TRECHO ▸
########
A série de dúvidas geradas pela liminar concedida pelo presidente do Superior Tribunal de Justiça Desportiva (STJD), Otávio Noronha, ao Flamengo, e que depois foi derrubada pelo vice-presidente adminsitrativo, Felipe Bevilacqua, pouco tem a ver com o esporte e muito com política. As decisões conflitantes não mostram uma quebra de braço entre presidente e vice, mas sim, revelam interesses além do futebol que estão por trás das cortinas.

No início de agosto, Noronha deferiu o pedido do Flamengo para que o time pudesse ter público em seus jogos como mandante, desde que as autoridades locais autorizassem. A liminar ficou guardada em alguma gaveta da Gávea até que a Prefeitura do Rio de Janeiro também acatou um pedido do rubro-negro e permitiu público em três jogos do time no Maracanã. A partir daí, começou a gritaria dos demais times.

Eles recorreram ao STJD, mas o próprio Noronha indeferiu o pedido de 17 clubes da Série A — ficaram de fora o próprio Flamengo, o Atlético-MG e o Cuiabá. Os times não desistiram e fizeram novo recurso. Este caiu nas mãos de Bevilacqua, porque ele é o relator original do caso, que será julgado no dia 23 pelos auditores do STJD.

Os times também ameaçaram não jogar a rodada do fim de semana do Campeonato Brasileiro. E chegaram a comunicar a intenção à CBF, que se moveu para atender ao desejo da maioria, já que também não deseja, agora, portões abertos.
########
DADOS PARA ANÁLISE ▸
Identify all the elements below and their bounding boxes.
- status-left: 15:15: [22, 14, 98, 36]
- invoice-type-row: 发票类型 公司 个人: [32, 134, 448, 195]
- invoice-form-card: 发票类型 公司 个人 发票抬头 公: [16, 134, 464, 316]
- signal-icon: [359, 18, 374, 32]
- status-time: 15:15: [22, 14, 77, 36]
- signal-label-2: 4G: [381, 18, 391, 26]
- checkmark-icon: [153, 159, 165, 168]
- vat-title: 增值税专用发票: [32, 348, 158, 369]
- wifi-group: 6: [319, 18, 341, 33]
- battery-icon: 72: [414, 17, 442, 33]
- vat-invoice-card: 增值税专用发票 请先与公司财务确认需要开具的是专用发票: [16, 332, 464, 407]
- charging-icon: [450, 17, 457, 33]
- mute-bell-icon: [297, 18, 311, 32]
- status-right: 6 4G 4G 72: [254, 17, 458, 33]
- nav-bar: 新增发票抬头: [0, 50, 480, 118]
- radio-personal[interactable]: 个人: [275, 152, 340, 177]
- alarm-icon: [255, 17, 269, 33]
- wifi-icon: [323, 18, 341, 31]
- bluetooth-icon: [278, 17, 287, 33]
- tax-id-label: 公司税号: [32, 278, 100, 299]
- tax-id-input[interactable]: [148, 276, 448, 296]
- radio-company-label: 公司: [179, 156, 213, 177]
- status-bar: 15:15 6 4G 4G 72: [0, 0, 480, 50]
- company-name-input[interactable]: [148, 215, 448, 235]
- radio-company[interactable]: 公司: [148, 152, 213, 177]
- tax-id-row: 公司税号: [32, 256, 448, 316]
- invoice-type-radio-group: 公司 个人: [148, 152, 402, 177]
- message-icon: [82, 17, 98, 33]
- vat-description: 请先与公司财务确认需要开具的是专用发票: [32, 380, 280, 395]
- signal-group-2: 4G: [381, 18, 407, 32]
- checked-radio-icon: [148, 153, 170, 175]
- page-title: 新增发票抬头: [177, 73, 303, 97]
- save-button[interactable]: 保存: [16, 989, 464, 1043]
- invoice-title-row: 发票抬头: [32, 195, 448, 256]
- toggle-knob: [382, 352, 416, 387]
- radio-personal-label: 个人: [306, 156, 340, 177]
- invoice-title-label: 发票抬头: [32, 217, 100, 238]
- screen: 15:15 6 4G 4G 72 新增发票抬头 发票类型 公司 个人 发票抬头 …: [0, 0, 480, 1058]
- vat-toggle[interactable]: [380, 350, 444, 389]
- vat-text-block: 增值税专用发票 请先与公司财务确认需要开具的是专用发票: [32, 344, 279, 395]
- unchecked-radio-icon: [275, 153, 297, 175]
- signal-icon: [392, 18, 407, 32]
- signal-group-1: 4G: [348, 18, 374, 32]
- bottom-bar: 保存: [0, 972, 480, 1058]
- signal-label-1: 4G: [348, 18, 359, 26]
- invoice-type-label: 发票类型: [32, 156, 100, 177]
########
TAREFA PROPOSTA ▸ Reproduza na íntegra, sem nenhuma alteração, o trecho sobre a liminar do STJD a favor do Flamengo. O material é independente do trecho e não faz parte dele.

RESPOSTA A SEGUIR ▸
A série de dúvidas geradas pela liminar concedida pelo presidente do Superior Tribunal de Justiça Desportiva (STJD), Otávio Noronha, ao Flamengo, e que depois foi derrubada pelo vice-presidente adminsitrativo, Felipe Bevilacqua, pouco tem a ver com o esporte e muito com política. As decisões conflitantes não mostram uma quebra de braço entre presidente e vice, mas sim, revelam interesses além do futebol que estão por trás das cortinas.

No início de agosto, Noronha deferiu o pedido do Flamengo para que o time pudesse ter público em seus jogos como mandante, desde que as autoridades locais autorizassem. A liminar ficou guardada em alguma gaveta da Gávea até que a Prefeitura do Rio de Janeiro também acatou um pedido do rubro-negro e permitiu público em três jogos do time no Maracanã. A partir daí, começou a gritaria dos demais times.

Eles recorreram ao STJD, mas o próprio Noronha indeferiu o pedido de 17 clubes da Série A — ficaram de fora o próprio Flamengo, o Atlético-MG e o Cuiabá. Os times não desistiram e fizeram novo recurso. Este caiu nas mãos de Bevilacqua, porque ele é o relator original do caso, que será julgado no dia 23 pelos auditores do STJD.

Os times também ameaçaram não jogar a rodada do fim de semana do Campeonato Brasileiro. E chegaram a comunicar a intenção à CBF, que se moveu para atender ao desejo da maioria, já que também não deseja, agora, portões abertos.